Start MATERIAL
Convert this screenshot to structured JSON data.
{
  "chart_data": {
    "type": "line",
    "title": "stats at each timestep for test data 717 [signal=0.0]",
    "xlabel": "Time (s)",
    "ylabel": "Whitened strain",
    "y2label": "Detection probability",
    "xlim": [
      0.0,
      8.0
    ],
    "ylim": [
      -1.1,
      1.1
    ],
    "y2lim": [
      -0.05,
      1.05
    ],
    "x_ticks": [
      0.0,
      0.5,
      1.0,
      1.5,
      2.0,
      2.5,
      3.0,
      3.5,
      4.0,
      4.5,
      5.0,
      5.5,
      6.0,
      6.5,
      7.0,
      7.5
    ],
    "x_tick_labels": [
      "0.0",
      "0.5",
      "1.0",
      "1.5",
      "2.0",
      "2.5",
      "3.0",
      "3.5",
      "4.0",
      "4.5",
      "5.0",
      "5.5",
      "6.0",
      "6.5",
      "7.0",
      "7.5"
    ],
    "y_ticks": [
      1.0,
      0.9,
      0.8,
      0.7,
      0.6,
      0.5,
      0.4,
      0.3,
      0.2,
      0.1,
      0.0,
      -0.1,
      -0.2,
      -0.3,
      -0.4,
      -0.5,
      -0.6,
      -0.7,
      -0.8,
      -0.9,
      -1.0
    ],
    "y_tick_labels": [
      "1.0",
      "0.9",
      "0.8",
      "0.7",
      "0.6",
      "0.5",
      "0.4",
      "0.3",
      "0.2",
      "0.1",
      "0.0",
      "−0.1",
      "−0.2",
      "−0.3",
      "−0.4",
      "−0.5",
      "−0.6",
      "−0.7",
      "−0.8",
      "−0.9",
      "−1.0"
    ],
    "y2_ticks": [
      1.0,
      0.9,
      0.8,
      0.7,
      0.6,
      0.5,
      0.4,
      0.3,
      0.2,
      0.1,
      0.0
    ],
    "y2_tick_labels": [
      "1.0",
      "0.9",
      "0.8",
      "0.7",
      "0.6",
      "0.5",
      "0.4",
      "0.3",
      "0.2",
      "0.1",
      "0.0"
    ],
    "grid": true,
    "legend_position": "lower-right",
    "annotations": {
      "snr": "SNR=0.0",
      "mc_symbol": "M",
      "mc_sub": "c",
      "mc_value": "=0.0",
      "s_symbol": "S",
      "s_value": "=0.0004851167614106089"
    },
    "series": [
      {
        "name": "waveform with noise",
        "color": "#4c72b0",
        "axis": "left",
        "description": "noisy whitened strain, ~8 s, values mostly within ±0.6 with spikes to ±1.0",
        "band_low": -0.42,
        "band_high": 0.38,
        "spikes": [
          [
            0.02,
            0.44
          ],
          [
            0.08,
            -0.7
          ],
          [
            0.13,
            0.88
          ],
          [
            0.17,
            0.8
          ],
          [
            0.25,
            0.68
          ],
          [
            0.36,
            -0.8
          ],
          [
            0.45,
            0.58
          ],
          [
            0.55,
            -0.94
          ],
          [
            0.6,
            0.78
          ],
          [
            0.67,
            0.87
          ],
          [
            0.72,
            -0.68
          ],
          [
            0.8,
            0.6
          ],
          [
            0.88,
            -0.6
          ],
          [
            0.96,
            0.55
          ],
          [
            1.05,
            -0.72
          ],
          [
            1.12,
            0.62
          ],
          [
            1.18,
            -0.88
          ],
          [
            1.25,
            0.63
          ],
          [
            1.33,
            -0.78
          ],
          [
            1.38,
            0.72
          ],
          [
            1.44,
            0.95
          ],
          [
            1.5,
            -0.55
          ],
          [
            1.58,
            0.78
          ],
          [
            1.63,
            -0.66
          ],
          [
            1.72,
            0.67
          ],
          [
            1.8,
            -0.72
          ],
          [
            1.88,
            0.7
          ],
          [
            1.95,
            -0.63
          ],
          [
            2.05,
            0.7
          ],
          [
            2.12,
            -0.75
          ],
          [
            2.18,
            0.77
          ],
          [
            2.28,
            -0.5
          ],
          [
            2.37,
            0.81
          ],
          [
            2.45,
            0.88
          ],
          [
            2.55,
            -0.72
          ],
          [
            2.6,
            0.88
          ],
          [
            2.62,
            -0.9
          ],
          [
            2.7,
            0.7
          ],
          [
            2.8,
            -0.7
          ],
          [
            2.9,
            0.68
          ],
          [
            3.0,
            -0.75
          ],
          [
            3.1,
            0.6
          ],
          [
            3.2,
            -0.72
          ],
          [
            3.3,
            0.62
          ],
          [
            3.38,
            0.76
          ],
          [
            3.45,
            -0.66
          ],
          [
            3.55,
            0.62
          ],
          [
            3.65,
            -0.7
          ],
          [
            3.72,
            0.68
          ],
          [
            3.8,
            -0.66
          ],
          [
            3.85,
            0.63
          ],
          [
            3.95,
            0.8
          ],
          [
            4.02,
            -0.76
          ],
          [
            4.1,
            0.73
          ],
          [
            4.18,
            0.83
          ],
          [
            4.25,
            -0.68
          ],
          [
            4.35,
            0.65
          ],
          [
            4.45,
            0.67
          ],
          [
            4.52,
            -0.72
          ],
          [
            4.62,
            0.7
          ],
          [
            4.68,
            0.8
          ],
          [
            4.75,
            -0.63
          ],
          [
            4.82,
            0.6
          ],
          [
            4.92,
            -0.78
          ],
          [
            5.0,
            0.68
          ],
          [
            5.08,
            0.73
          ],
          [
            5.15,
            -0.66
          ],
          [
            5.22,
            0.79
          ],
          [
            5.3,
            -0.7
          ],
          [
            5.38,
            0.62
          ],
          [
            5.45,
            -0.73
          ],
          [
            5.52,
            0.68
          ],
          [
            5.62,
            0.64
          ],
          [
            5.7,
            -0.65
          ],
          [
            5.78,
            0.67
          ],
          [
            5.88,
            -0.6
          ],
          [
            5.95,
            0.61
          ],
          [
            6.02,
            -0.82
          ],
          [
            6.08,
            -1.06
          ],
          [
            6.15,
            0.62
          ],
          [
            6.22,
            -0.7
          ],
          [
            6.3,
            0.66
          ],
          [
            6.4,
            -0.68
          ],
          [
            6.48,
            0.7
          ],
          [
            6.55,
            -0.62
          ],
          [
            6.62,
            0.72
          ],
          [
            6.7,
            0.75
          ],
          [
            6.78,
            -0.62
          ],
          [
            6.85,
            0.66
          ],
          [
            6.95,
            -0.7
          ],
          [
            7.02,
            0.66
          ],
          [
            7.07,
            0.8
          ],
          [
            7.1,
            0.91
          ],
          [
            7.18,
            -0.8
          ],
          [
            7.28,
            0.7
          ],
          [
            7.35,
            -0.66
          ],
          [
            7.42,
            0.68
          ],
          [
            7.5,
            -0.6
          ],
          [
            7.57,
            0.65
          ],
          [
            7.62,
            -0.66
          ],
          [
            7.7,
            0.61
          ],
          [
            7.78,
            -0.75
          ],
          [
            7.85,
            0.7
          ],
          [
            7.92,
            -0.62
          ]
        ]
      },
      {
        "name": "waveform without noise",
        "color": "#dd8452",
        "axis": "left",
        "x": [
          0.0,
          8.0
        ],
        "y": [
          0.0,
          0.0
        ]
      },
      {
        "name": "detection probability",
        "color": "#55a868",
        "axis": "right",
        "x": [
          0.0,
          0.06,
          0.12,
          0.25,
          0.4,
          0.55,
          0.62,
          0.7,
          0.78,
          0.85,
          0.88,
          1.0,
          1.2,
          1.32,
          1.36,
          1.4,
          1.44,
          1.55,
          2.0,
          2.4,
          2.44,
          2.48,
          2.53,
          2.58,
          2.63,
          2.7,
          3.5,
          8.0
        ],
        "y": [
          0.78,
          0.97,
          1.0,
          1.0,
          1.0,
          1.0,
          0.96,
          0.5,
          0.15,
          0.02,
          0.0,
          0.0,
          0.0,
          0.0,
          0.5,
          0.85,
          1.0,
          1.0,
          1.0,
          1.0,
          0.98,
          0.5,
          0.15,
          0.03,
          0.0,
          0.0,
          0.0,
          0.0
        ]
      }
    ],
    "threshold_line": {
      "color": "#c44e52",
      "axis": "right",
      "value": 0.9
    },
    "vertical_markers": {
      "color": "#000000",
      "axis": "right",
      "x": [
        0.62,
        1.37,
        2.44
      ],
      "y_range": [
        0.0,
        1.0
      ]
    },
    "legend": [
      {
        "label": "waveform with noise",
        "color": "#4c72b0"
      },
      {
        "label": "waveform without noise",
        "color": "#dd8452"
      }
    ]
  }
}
End MATERIAL
_WHAT TO WORK ON_
Find the word "name" and list each line it appears in.

_RESULT OF THIS EXERCISE_
        "name": "waveform with noise",
        "name": "waveform without noise",
        "name": "detection probability",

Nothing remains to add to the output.